*The problem*: In your copy, include every line of the listing below exactly but none of the pictures.
•••••
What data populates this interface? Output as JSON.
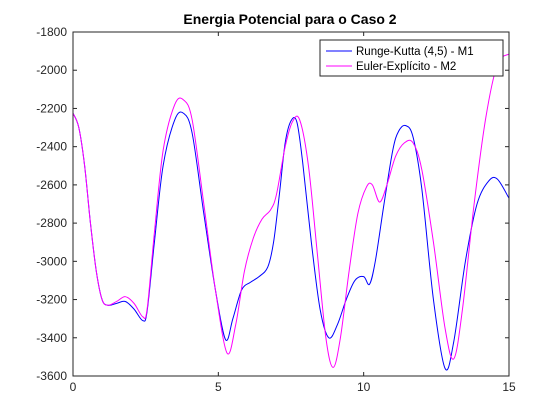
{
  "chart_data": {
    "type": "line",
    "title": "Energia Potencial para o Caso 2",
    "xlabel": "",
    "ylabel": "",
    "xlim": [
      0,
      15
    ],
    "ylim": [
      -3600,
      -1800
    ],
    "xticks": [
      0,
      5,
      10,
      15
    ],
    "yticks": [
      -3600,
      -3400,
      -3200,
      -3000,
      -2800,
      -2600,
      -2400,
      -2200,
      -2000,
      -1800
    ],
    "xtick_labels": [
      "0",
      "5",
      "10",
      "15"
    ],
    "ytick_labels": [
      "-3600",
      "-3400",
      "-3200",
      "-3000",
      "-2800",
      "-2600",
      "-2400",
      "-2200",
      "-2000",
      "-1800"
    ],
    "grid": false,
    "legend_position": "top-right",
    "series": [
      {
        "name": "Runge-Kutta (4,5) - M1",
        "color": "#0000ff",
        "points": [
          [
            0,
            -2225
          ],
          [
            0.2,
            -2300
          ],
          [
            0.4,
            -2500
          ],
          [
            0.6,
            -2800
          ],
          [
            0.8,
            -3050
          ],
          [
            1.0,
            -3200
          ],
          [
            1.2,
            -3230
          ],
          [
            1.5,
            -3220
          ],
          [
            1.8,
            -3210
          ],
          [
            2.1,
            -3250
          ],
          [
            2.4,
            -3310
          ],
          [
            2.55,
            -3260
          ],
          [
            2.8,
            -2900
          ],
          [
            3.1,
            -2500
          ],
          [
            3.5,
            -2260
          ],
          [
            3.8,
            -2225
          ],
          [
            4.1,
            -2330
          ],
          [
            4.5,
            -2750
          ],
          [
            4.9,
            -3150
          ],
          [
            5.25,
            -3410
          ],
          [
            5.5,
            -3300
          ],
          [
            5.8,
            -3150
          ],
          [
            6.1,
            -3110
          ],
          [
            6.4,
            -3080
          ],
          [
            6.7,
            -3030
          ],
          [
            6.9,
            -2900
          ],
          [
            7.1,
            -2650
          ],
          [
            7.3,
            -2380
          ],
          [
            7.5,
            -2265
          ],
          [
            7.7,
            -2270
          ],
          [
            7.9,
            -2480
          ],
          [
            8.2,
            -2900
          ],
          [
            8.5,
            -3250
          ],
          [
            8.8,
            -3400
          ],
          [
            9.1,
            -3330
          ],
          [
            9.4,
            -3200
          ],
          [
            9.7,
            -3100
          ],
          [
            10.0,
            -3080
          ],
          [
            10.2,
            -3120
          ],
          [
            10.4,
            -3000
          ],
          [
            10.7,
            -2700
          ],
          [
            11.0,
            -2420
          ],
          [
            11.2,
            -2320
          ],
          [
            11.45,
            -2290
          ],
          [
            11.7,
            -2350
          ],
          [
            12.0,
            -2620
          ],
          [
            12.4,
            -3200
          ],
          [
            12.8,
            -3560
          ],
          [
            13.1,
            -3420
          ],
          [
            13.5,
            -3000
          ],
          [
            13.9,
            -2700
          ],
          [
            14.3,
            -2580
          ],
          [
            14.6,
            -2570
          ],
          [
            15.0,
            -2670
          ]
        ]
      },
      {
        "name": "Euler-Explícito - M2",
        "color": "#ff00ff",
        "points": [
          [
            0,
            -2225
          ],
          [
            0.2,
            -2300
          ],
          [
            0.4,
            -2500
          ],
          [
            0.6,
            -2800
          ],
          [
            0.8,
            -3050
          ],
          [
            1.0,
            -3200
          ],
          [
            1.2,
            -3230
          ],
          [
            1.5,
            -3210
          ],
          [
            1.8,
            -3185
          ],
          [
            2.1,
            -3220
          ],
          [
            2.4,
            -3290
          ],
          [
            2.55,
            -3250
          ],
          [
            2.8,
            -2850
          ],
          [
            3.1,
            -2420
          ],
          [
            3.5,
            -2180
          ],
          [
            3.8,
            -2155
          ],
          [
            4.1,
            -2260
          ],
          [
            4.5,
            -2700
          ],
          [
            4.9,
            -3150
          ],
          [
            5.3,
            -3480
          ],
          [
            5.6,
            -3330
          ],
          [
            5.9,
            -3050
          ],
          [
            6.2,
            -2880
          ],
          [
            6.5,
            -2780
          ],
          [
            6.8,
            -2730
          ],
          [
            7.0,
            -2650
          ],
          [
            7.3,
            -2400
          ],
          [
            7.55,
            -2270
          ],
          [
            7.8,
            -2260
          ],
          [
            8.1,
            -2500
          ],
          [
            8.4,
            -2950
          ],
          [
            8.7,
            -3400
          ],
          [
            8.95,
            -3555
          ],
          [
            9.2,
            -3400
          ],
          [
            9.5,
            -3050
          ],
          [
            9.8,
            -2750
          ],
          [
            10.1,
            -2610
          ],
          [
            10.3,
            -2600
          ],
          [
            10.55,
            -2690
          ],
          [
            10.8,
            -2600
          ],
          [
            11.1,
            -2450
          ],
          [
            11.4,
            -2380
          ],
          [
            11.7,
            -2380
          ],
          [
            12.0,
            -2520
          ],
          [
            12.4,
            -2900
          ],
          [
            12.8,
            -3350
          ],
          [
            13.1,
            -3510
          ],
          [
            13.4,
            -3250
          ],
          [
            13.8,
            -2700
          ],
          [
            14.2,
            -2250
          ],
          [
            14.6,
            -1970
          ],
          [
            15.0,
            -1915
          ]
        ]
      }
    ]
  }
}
•••••
*Solution for this task*:
What data populates this interface? Output as JSON.
{
  "chart_data": {
    "type": "line",
    "title": "Energia Potencial para o Caso 2",
    "xlabel": "",
    "ylabel": "",
    "xlim": [
      0,
      15
    ],
    "ylim": [
      -3600,
      -1800
    ],
    "xticks": [
      0,
      5,
      10,
      15
    ],
    "yticks": [
      -3600,
      -3400,
      -3200,
      -3000,
      -2800,
      -2600,
      -2400,
      -2200,
      -2000,
      -1800
    ],
    "xtick_labels": [
      "0",
      "5",
      "10",
      "15"
    ],
    "ytick_labels": [
      "-3600",
      "-3400",
      "-3200",
      "-3000",
      "-2800",
      "-2600",
      "-2400",
      "-2200",
      "-2000",
      "-1800"
    ],
    "grid": false,
    "legend_position": "top-right",
    "series": [
      {
        "name": "Runge-Kutta (4,5) - M1",
        "color": "#0000ff",
        "points": [
          [
            0,
            -2225
          ],
          [
            0.2,
            -2300
          ],
          [
            0.4,
            -2500
          ],
          [
            0.6,
            -2800
          ],
          [
            0.8,
            -3050
          ],
          [
            1.0,
            -3200
          ],
          [
            1.2,
            -3230
          ],
          [
            1.5,
            -3220
          ],
          [
            1.8,
            -3210
          ],
          [
            2.1,
            -3250
          ],
          [
            2.4,
            -3310
          ],
          [
            2.55,
            -3260
          ],
          [
            2.8,
            -2900
          ],
          [
            3.1,
            -2500
          ],
          [
            3.5,
            -2260
          ],
          [
            3.8,
            -2225
          ],
          [
            4.1,
            -2330
          ],
          [
            4.5,
            -2750
          ],
          [
            4.9,
            -3150
          ],
          [
            5.25,
            -3410
          ],
          [
            5.5,
            -3300
          ],
          [
            5.8,
            -3150
          ],
          [
            6.1,
            -3110
          ],
          [
            6.4,
            -3080
          ],
          [
            6.7,
            -3030
          ],
          [
            6.9,
            -2900
          ],
          [
            7.1,
            -2650
          ],
          [
            7.3,
            -2380
          ],
          [
            7.5,
            -2265
          ],
          [
            7.7,
            -2270
          ],
          [
            7.9,
            -2480
          ],
          [
            8.2,
            -2900
          ],
          [
            8.5,
            -3250
          ],
          [
            8.8,
            -3400
          ],
          [
            9.1,
            -3330
          ],
          [
            9.4,
            -3200
          ],
          [
            9.7,
            -3100
          ],
          [
            10.0,
            -3080
          ],
          [
            10.2,
            -3120
          ],
          [
            10.4,
            -3000
          ],
          [
            10.7,
            -2700
          ],
          [
            11.0,
            -2420
          ],
          [
            11.2,
            -2320
          ],
          [
            11.45,
            -2290
          ],
          [
            11.7,
            -2350
          ],
          [
            12.0,
            -2620
          ],
          [
            12.4,
            -3200
          ],
          [
            12.8,
            -3560
          ],
          [
            13.1,
            -3420
          ],
          [
            13.5,
            -3000
          ],
          [
            13.9,
            -2700
          ],
          [
            14.3,
            -2580
          ],
          [
            14.6,
            -2570
          ],
          [
            15.0,
            -2670
          ]
        ]
      },
      {
        "name": "Euler-Explícito - M2",
        "color": "#ff00ff",
        "points": [
          [
            0,
            -2225
          ],
          [
            0.2,
            -2300
          ],
          [
            0.4,
            -2500
          ],
          [
            0.6,
            -2800
          ],
          [
            0.8,
            -3050
          ],
          [
            1.0,
            -3200
          ],
          [
            1.2,
            -3230
          ],
          [
            1.5,
            -3210
          ],
          [
            1.8,
            -3185
          ],
          [
            2.1,
            -3220
          ],
          [
            2.4,
            -3290
          ],
          [
            2.55,
            -3250
          ],
          [
            2.8,
            -2850
          ],
          [
            3.1,
            -2420
          ],
          [
            3.5,
            -2180
          ],
          [
            3.8,
            -2155
          ],
          [
            4.1,
            -2260
          ],
          [
            4.5,
            -2700
          ],
          [
            4.9,
            -3150
          ],
          [
            5.3,
            -3480
          ],
          [
            5.6,
            -3330
          ],
          [
            5.9,
            -3050
          ],
          [
            6.2,
            -2880
          ],
          [
            6.5,
            -2780
          ],
          [
            6.8,
            -2730
          ],
          [
            7.0,
            -2650
          ],
          [
            7.3,
            -2400
          ],
          [
            7.55,
            -2270
          ],
          [
            7.8,
            -2260
          ],
          [
            8.1,
            -2500
          ],
          [
            8.4,
            -2950
          ],
          [
            8.7,
            -3400
          ],
          [
            8.95,
            -3555
          ],
          [
            9.2,
            -3400
          ],
          [
            9.5,
            -3050
          ],
          [
            9.8,
            -2750
          ],
          [
            10.1,
            -2610
          ],
          [
            10.3,
            -2600
          ],
          [
            10.55,
            -2690
          ],
          [
            10.8,
            -2600
          ],
          [
            11.1,
            -2450
          ],
          [
            11.4,
            -2380
          ],
          [
            11.7,
            -2380
          ],
          [
            12.0,
            -2520
          ],
          [
            12.4,
            -2900
          ],
          [
            12.8,
            -3350
          ],
          [
            13.1,
            -3510
          ],
          [
            13.4,
            -3250
          ],
          [
            13.8,
            -2700
          ],
          [
            14.2,
            -2250
          ],
          [
            14.6,
            -1970
          ],
          [
            15.0,
            -1915
          ]
        ]
      }
    ]
  }
}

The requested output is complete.